[Source records]
-------
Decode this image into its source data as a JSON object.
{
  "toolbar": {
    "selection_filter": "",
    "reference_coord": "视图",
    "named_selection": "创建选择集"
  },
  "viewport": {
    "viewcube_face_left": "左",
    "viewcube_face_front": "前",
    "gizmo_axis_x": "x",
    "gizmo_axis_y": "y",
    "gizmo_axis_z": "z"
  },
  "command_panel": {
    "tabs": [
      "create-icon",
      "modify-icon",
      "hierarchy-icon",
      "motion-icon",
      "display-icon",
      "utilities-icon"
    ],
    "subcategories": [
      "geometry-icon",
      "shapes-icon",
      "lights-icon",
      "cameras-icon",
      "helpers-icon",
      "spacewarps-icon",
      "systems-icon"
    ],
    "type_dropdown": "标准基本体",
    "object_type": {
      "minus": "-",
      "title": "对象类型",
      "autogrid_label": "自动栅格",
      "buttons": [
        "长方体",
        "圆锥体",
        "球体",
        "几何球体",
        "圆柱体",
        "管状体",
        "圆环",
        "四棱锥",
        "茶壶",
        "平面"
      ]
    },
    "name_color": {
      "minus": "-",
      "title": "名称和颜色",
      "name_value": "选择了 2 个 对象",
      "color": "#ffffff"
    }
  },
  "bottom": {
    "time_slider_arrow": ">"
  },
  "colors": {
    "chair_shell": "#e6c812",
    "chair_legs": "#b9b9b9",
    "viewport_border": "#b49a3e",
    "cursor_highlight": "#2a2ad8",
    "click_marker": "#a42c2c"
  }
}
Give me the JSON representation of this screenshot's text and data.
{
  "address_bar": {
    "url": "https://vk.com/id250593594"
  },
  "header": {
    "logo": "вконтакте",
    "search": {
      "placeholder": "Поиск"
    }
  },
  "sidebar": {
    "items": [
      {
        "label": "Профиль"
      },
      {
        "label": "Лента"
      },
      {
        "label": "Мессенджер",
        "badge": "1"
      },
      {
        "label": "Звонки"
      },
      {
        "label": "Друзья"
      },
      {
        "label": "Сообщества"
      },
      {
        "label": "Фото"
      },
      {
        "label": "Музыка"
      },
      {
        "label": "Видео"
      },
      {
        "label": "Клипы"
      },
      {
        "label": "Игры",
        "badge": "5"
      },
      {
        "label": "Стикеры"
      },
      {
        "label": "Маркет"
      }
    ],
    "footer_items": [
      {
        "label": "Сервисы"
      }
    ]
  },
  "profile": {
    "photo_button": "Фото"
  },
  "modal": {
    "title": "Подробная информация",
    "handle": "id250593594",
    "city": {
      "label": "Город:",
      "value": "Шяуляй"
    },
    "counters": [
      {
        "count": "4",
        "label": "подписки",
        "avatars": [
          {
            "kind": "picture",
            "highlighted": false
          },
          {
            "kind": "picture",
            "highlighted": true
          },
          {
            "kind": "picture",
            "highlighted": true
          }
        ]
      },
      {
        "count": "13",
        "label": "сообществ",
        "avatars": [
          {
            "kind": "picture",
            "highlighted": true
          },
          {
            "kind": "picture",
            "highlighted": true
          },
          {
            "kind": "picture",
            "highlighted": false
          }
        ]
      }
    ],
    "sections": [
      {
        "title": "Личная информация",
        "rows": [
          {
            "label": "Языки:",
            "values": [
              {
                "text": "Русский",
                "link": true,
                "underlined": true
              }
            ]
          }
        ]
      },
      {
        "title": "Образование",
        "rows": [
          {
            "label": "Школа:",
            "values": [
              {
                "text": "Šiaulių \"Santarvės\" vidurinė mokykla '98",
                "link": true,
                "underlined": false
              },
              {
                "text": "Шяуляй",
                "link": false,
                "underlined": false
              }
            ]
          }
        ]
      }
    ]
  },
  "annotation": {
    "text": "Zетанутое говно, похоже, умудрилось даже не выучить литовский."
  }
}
-------
- Work instructions
Write out each line of the data above again, exactly as given.

- Expected answer
Decode this image into its source data as a JSON object.
{
  "toolbar": {
    "selection_filter": "",
    "reference_coord": "视图",
    "named_selection": "创建选择集"
  },
  "viewport": {
    "viewcube_face_left": "左",
    "viewcube_face_front": "前",
    "gizmo_axis_x": "x",
    "gizmo_axis_y": "y",
    "gizmo_axis_z": "z"
  },
  "command_panel": {
    "tabs": [
      "create-icon",
      "modify-icon",
      "hierarchy-icon",
      "motion-icon",
      "display-icon",
      "utilities-icon"
    ],
    "subcategories": [
      "geometry-icon",
      "shapes-icon",
      "lights-icon",
      "cameras-icon",
      "helpers-icon",
      "spacewarps-icon",
      "systems-icon"
    ],
    "type_dropdown": "标准基本体",
    "object_type": {
      "minus": "-",
      "title": "对象类型",
      "autogrid_label": "自动栅格",
      "buttons": [
        "长方体",
        "圆锥体",
        "球体",
        "几何球体",
        "圆柱体",
        "管状体",
        "圆环",
        "四棱锥",
        "茶壶",
        "平面"
      ]
    },
    "name_color": {
      "minus": "-",
      "title": "名称和颜色",
      "name_value": "选择了 2 个 对象",
      "color": "#ffffff"
    }
  },
  "bottom": {
    "time_slider_arrow": ">"
  },
  "colors": {
    "chair_shell": "#e6c812",
    "chair_legs": "#b9b9b9",
    "viewport_border": "#b49a3e",
    "cursor_highlight": "#2a2ad8",
    "click_marker": "#a42c2c"
  }
}
Give me the JSON representation of this screenshot's text and data.
{
  "address_bar": {
    "url": "https://vk.com/id250593594"
  },
  "header": {
    "logo": "вконтакте",
    "search": {
      "placeholder": "Поиск"
    }
  },
  "sidebar": {
    "items": [
      {
        "label": "Профиль"
      },
      {
        "label": "Лента"
      },
      {
        "label": "Мессенджер",
        "badge": "1"
      },
      {
        "label": "Звонки"
      },
      {
        "label": "Друзья"
      },
      {
        "label": "Сообщества"
      },
      {
        "label": "Фото"
      },
      {
        "label": "Музыка"
      },
      {
        "label": "Видео"
      },
      {
        "label": "Клипы"
      },
      {
        "label": "Игры",
        "badge": "5"
      },
      {
        "label": "Стикеры"
      },
      {
        "label": "Маркет"
      }
    ],
    "footer_items": [
      {
        "label": "Сервисы"
      }
    ]
  },
  "profile": {
    "photo_button": "Фото"
  },
  "modal": {
    "title": "Подробная информация",
    "handle": "id250593594",
    "city": {
      "label": "Город:",
      "value": "Шяуляй"
    },
    "counters": [
      {
        "count": "4",
        "label": "подписки",
        "avatars": [
          {
            "kind": "picture",
            "highlighted": false
          },
          {
            "kind": "picture",
            "highlighted": true
          },
          {
            "kind": "picture",
            "highlighted": true
          }
        ]
      },
      {
        "count": "13",
        "label": "сообществ",
        "avatars": [
          {
            "kind": "picture",
            "highlighted": true
          },
          {
            "kind": "picture",
            "highlighted": true
          },
          {
            "kind": "picture",
            "highlighted": false
          }
        ]
      }
    ],
    "sections": [
      {
        "title": "Личная информация",
        "rows": [
          {
            "label": "Языки:",
            "values": [
              {
                "text": "Русский",
                "link": true,
                "underlined": true
              }
            ]
          }
        ]
      },
      {
        "title": "Образование",
        "rows": [
          {
            "label": "Школа:",
            "values": [
              {
                "text": "Šiaulių \"Santarvės\" vidurinė mokykla '98",
                "link": true,
                "underlined": false
              },
              {
                "text": "Шяуляй",
                "link": false,
                "underlined": false
              }
            ]
          }
        ]
      }
    ]
  },
  "annotation": {
    "text": "Zетанутое говно, похоже, умудрилось даже не выучить литовский."
  }
}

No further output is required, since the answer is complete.